## TASK REQUIREMENTS
Find the lines holding the word "JSON" and collect them.

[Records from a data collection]
↓↓↓
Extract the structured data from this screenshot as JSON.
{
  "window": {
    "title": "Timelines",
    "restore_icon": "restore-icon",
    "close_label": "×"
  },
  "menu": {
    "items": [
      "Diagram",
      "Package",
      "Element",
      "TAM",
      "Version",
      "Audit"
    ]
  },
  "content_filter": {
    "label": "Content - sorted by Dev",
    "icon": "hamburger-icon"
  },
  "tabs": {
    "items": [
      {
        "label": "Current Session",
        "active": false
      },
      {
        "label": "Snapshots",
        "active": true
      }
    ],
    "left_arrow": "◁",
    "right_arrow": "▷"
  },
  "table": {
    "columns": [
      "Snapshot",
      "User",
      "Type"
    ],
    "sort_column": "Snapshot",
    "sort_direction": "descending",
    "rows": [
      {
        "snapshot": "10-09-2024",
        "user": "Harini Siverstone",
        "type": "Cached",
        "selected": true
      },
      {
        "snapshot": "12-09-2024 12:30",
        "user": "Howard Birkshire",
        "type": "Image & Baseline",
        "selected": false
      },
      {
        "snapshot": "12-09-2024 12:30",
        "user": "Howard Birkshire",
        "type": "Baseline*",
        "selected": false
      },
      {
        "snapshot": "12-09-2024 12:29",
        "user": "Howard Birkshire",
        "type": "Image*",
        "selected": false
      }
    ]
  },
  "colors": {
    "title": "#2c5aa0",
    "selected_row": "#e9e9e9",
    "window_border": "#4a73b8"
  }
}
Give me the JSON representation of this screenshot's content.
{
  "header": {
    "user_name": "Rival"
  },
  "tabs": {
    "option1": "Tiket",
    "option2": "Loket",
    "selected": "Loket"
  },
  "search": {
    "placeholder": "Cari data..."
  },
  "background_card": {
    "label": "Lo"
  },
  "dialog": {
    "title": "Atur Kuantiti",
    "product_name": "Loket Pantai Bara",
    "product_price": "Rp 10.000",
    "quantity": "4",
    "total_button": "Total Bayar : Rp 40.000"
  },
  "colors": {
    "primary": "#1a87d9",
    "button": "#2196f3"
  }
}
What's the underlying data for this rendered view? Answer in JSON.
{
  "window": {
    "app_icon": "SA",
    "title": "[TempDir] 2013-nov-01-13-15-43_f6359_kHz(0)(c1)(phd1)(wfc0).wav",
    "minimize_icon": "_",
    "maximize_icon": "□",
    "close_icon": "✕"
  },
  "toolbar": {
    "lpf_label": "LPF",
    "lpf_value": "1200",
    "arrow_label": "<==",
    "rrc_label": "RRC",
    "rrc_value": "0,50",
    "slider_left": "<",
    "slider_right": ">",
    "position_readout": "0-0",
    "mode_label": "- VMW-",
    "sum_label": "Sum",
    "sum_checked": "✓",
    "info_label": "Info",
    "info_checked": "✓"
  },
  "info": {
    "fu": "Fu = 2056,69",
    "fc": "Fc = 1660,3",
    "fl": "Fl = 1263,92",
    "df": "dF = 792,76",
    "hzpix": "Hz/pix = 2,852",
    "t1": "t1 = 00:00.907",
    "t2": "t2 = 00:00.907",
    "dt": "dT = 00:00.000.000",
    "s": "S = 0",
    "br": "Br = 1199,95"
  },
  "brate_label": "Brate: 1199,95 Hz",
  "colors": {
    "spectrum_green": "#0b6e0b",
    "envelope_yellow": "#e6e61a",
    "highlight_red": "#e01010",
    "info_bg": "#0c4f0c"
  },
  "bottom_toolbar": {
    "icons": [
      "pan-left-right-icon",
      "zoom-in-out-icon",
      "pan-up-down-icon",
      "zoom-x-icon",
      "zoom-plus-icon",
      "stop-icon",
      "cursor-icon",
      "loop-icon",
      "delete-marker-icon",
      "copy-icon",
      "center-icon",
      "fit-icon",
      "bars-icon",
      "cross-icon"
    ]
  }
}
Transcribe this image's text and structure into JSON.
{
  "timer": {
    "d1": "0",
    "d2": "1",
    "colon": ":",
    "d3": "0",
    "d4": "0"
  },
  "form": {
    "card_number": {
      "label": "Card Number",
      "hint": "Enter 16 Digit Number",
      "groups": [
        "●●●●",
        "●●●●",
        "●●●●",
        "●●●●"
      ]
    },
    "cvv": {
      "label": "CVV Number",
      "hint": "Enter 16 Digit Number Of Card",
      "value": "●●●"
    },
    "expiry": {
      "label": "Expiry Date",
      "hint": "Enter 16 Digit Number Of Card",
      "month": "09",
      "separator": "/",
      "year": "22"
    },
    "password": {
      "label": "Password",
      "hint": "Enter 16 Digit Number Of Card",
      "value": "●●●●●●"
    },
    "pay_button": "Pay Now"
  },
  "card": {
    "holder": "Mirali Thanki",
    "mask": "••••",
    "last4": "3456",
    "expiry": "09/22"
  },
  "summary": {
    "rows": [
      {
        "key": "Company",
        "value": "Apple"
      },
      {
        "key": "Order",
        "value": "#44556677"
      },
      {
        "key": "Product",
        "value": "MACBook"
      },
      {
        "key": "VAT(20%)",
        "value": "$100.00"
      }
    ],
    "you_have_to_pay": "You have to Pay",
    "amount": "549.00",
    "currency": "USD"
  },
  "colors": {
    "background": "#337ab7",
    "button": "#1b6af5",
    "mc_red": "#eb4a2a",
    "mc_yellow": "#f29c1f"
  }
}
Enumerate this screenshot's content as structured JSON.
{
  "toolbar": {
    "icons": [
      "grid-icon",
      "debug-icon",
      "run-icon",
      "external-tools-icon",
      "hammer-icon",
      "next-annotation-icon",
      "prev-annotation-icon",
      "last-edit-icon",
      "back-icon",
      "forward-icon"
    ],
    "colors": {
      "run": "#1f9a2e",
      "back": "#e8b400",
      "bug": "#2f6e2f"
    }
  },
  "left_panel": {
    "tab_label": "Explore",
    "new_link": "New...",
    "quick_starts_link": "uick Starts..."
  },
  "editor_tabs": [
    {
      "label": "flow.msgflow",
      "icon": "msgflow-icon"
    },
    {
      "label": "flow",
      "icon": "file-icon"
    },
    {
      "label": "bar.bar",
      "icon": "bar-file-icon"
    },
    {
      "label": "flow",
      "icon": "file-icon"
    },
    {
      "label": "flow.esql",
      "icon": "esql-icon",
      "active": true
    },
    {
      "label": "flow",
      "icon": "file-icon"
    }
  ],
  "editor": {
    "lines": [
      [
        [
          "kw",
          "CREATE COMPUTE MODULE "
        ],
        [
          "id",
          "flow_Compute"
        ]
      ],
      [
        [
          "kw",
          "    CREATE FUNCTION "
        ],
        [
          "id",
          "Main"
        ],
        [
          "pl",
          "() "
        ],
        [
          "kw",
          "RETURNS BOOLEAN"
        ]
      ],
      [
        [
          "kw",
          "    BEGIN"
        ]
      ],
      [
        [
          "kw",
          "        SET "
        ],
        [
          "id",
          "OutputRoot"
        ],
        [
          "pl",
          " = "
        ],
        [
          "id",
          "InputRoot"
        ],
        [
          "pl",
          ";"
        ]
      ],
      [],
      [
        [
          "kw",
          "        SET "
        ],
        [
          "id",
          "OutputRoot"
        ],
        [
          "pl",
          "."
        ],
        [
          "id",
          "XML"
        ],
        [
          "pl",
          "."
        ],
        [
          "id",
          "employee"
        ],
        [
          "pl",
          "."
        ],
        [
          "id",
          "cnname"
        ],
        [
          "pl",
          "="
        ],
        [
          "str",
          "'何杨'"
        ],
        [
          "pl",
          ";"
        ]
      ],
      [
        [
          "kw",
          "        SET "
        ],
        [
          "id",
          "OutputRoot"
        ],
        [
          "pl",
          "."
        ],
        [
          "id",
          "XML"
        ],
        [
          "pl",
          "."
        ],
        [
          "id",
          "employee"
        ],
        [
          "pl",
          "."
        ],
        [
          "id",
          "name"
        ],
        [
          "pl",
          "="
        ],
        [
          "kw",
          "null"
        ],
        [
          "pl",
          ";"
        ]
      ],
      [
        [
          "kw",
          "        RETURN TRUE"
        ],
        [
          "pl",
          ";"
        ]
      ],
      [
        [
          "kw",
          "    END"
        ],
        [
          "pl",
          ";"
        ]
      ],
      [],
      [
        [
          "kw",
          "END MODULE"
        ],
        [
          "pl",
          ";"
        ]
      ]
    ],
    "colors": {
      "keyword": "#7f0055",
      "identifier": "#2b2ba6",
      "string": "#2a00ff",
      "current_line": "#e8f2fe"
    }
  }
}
↑↑↑
## SOLVED PROBLEM
Extract the structured data from this screenshot as JSON.
Give me the JSON representation of this screenshot's content.
What's the underlying data for this rendered view? Answer in JSON.
Transcribe this image's text and structure into JSON.
Enumerate this screenshot's content as structured JSON.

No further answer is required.